▸ **Requirement**
All of the data should be output character for character, except the pictures.

[Dataset items]
○ ○ ○ ○ ○ ○ ○
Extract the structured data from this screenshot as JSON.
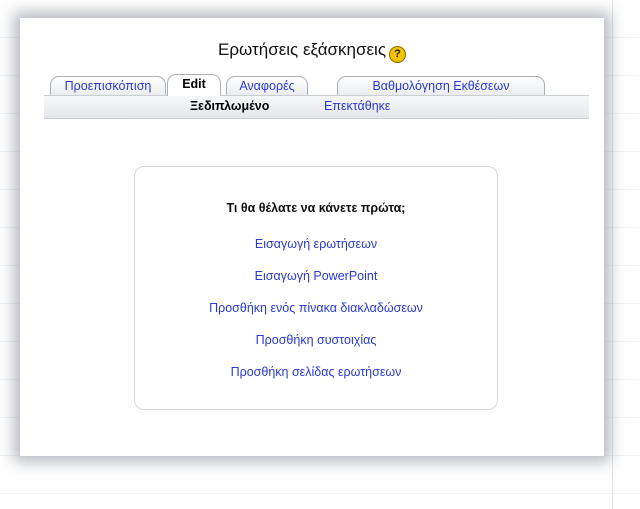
{
  "page": {
    "title": "Ερωτήσεις εξάσκησεις",
    "help_icon": "question-help-icon",
    "help_glyph": "?"
  },
  "tabs": [
    {
      "label": "Προεπισκόπιση",
      "active": false
    },
    {
      "label": "Edit",
      "active": true
    },
    {
      "label": "Αναφορές",
      "active": false
    },
    {
      "label": "Βαθμολόγηση Εκθέσεων",
      "active": false
    }
  ],
  "subtabs": [
    {
      "label": "Ξεδιπλωμένο",
      "active": true
    },
    {
      "label": "Επεκτάθηκε",
      "active": false
    }
  ],
  "panel": {
    "prompt": "Τι θα θέλατε να κάνετε πρώτα;",
    "actions": [
      "Εισαγωγή ερωτήσεων",
      "Εισαγωγή PowerPoint",
      "Προσθήκη ενός πίνακα διακλαδώσεων",
      "Προσθήκη συστοιχίας",
      "Προσθήκη σελίδας ερωτήσεων"
    ]
  },
  "colors": {
    "link": "#2a3ad0",
    "help_icon": "#f2c400"
  }
}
○ ○ ○ ○ ○ ○ ○
▸ **The response**
Extract the structured data from this screenshot as JSON.
{
  "page": {
    "title": "Ερωτήσεις εξάσκησεις",
    "help_icon": "question-help-icon",
    "help_glyph": "?"
  },
  "tabs": [
    {
      "label": "Προεπισκόπιση",
      "active": false
    },
    {
      "label": "Edit",
      "active": true
    },
    {
      "label": "Αναφορές",
      "active": false
    },
    {
      "label": "Βαθμολόγηση Εκθέσεων",
      "active": false
    }
  ],
  "subtabs": [
    {
      "label": "Ξεδιπλωμένο",
      "active": true
    },
    {
      "label": "Επεκτάθηκε",
      "active": false
    }
  ],
  "panel": {
    "prompt": "Τι θα θέλατε να κάνετε πρώτα;",
    "actions": [
      "Εισαγωγή ερωτήσεων",
      "Εισαγωγή PowerPoint",
      "Προσθήκη ενός πίνακα διακλαδώσεων",
      "Προσθήκη συστοιχίας",
      "Προσθήκη σελίδας ερωτήσεων"
    ]
  },
  "colors": {
    "link": "#2a3ad0",
    "help_icon": "#f2c400"
  }
}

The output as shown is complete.